** start **

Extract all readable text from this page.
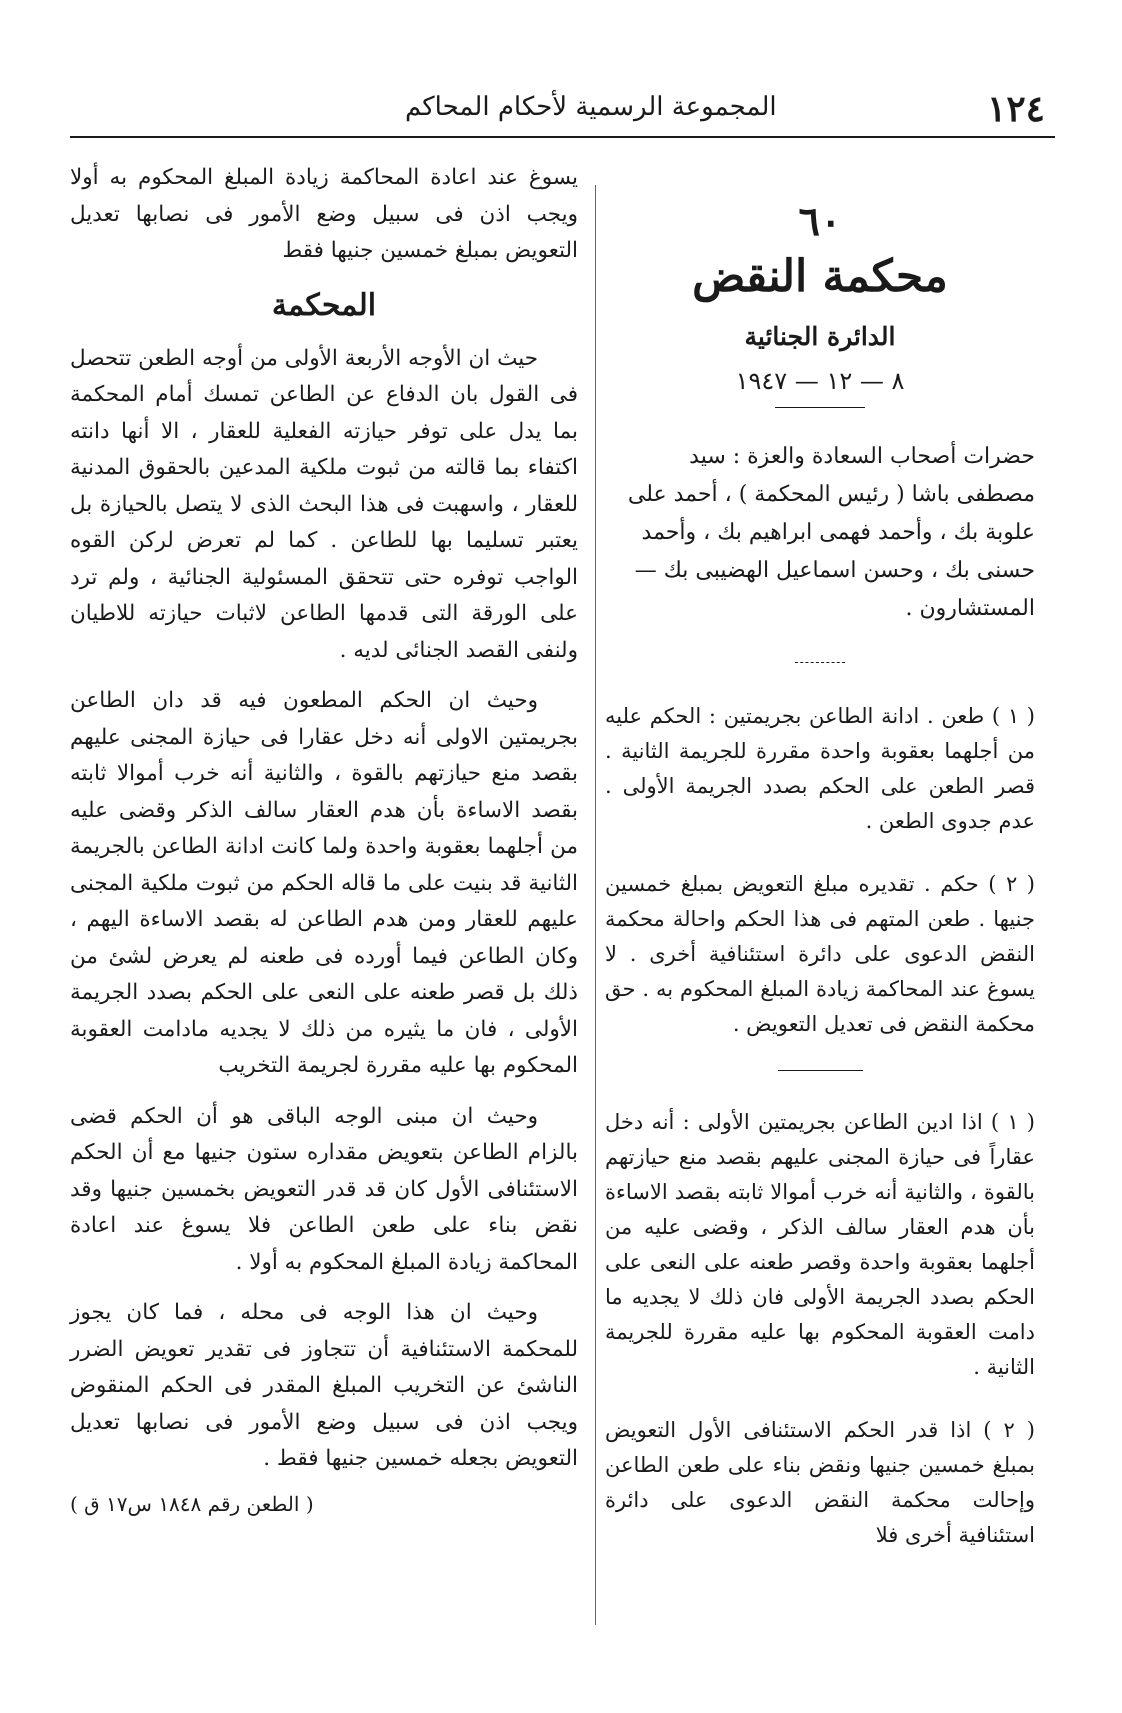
١٢٤
المجموعة الرسمية لأحكام المحاكم
٦٠
محكمة النقض
الدائرة الجنائية
٨ — ١٢ — ١٩٤٧
حضرات أصحاب السعادة والعزة : سيد مصطفى باشا ( رئيس المحكمة ) ، أحمد على علوبة بك ، وأحمد فهمى ابراهيم بك ، وأحمد حسنى بك ، وحسن اسماعيل الهضيبى بك — المستشارون .
( ١ ) طعن . ادانة الطاعن بجريمتين : الحكم عليه من أجلهما بعقوبة واحدة مقررة للجريمة الثانية . قصر الطعن على الحكم بصدد الجريمة الأولى . عدم جدوى الطعن .
( ٢ ) حكم . تقديره مبلغ التعويض بمبلغ خمسين جنيها . طعن المتهم فى هذا الحكم واحالة محكمة النقض الدعوى على دائرة استئنافية أخرى . لا يسوغ عند المحاكمة زيادة المبلغ المحكوم به . حق محكمة النقض فى تعديل التعويض .
( ١ ) اذا ادين الطاعن بجريمتين الأولى : أنه دخل عقاراً فى حيازة المجنى عليهم بقصد منع حيازتهم بالقوة ، والثانية أنه خرب أموالا ثابته بقصد الاساءة بأن هدم العقار سالف الذكر ، وقضى عليه من أجلهما بعقوبة واحدة وقصر طعنه على النعى على الحكم بصدد الجريمة الأولى فان ذلك لا يجديه ما دامت العقوبة المحكوم بها عليه مقررة للجريمة الثانية .
( ٢ ) اذا قدر الحكم الاستئنافى الأول التعويض بمبلغ خمسين جنيها ونقض بناء على طعن الطاعن وإحالت محكمة النقض الدعوى على دائرة استئنافية أخرى فلا
يسوغ عند اعادة المحاكمة زيادة المبلغ المحكوم به أولا ويجب اذن فى سبيل وضع الأمور فى نصابها تعديل التعويض بمبلغ خمسين جنيها فقط
المحكمة

حيث ان الأوجه الأربعة الأولى من أوجه الطعن تتحصل فى القول بان الدفاع عن الطاعن تمسك أمام المحكمة بما يدل على توفر حيازته الفعلية للعقار ، الا أنها دانته اكتفاء بما قالته من ثبوت ملكية المدعين بالحقوق المدنية للعقار ، واسهبت فى هذا البحث الذى لا يتصل بالحيازة بل يعتبر تسليما بها للطاعن . كما لم تعرض لركن القوه الواجب توفره حتى تتحقق المسئولية الجنائية ، ولم ترد على الورقة التى قدمها الطاعن لاثبات حيازته للاطيان ولنفى القصد الجنائى لديه .

وحيث ان الحكم المطعون فيه قد دان الطاعن بجريمتين الاولى أنه دخل عقارا فى حيازة المجنى عليهم بقصد منع حيازتهم بالقوة ، والثانية أنه خرب أموالا ثابته بقصد الاساءة بأن هدم العقار سالف الذكر وقضى عليه من أجلهما بعقوبة واحدة ولما كانت ادانة الطاعن بالجريمة الثانية قد بنيت على ما قاله الحكم من ثبوت ملكية المجنى عليهم للعقار ومن هدم الطاعن له بقصد الاساءة اليهم ، وكان الطاعن فيما أورده فى طعنه لم يعرض لشئ من ذلك بل قصر طعنه على النعى على الحكم بصدد الجريمة الأولى ، فان ما يثيره من ذلك لا يجديه مادامت العقوبة المحكوم بها عليه مقررة لجريمة التخريب

وحيث ان مبنى الوجه الباقى هو أن الحكم قضى بالزام الطاعن بتعويض مقداره ستون جنيها مع أن الحكم الاستئنافى الأول كان قد قدر التعويض بخمسين جنيها وقد نقض بناء على طعن الطاعن فلا يسوغ عند اعادة المحاكمة زيادة المبلغ المحكوم به أولا .

وحيث ان هذا الوجه فى محله ، فما كان يجوز للمحكمة الاستئنافية أن تتجاوز فى تقدير تعويض الضرر الناشئ عن التخريب المبلغ المقدر فى الحكم المنقوض ويجب اذن فى سبيل وضع الأمور فى نصابها تعديل التعويض بجعله خمسين جنيها فقط .

( الطعن رقم ١٨٤٨ س١٧ ق )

** end **

Pull out each line of the listing that holds the string "ادانة".

( ١ ) طعن . ادانة الطاعن بجريمتين : الحكم عليه من أجلهما بعقوبة واحدة مقررة للجريمة الثانية . قصر الطعن على الحكم بصدد الجريمة الأولى . عدم جدوى الطعن .
وحيث ان الحكم المطعون فيه قد دان الطاعن بجريمتين الاولى أنه دخل عقارا فى حيازة المجنى عليهم بقصد منع حيازتهم بالقوة ، والثانية أنه خرب أموالا ثابته بقصد الاساءة بأن هدم العقار سالف الذكر وقضى عليه من أجلهما بعقوبة واحدة ولما كانت ادانة الطاعن بالجريمة الثانية قد بنيت على ما قاله الحكم من ثبوت ملكية المجنى عليهم للعقار ومن هدم الطاعن له بقصد الاساءة اليهم ، وكان الطاعن فيما أورده فى طعنه لم يعرض لشئ من ذلك بل قصر طعنه على النعى على الحكم بصدد الجريمة الأولى ، فان ما يثيره من ذلك لا يجديه مادامت العقوبة المحكوم بها عليه مقررة لجريمة التخريب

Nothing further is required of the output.